[Work to complete]
The records that follow need to be output exactly as they are.

━━━━━ Input

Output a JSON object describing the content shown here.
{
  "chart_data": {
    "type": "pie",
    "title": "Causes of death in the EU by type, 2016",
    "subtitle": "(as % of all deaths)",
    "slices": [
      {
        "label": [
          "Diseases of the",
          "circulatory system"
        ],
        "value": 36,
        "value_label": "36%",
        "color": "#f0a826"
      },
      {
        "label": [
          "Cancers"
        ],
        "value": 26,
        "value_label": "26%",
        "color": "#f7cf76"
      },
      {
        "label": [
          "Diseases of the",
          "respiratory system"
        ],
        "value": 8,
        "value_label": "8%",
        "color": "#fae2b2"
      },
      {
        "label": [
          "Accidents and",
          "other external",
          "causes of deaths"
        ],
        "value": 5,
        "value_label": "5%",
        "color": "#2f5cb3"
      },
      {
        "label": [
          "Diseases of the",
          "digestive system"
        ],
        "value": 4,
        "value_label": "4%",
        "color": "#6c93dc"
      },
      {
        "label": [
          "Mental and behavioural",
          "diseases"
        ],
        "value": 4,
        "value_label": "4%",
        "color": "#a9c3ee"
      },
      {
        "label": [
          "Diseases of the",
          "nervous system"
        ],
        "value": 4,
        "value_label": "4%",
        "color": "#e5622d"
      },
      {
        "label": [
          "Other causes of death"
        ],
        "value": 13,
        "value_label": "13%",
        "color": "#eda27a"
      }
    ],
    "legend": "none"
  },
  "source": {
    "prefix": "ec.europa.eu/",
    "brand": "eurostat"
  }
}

━━━━━━━━━━

[Written reply]
Output a JSON object describing the content shown here.
{
  "chart_data": {
    "type": "pie",
    "title": "Causes of death in the EU by type, 2016",
    "subtitle": "(as % of all deaths)",
    "slices": [
      {
        "label": [
          "Diseases of the",
          "circulatory system"
        ],
        "value": 36,
        "value_label": "36%",
        "color": "#f0a826"
      },
      {
        "label": [
          "Cancers"
        ],
        "value": 26,
        "value_label": "26%",
        "color": "#f7cf76"
      },
      {
        "label": [
          "Diseases of the",
          "respiratory system"
        ],
        "value": 8,
        "value_label": "8%",
        "color": "#fae2b2"
      },
      {
        "label": [
          "Accidents and",
          "other external",
          "causes of deaths"
        ],
        "value": 5,
        "value_label": "5%",
        "color": "#2f5cb3"
      },
      {
        "label": [
          "Diseases of the",
          "digestive system"
        ],
        "value": 4,
        "value_label": "4%",
        "color": "#6c93dc"
      },
      {
        "label": [
          "Mental and behavioural",
          "diseases"
        ],
        "value": 4,
        "value_label": "4%",
        "color": "#a9c3ee"
      },
      {
        "label": [
          "Diseases of the",
          "nervous system"
        ],
        "value": 4,
        "value_label": "4%",
        "color": "#e5622d"
      },
      {
        "label": [
          "Other causes of death"
        ],
        "value": 13,
        "value_label": "13%",
        "color": "#eda27a"
      }
    ],
    "legend": "none"
  },
  "source": {
    "prefix": "ec.europa.eu/",
    "brand": "eurostat"
  }
}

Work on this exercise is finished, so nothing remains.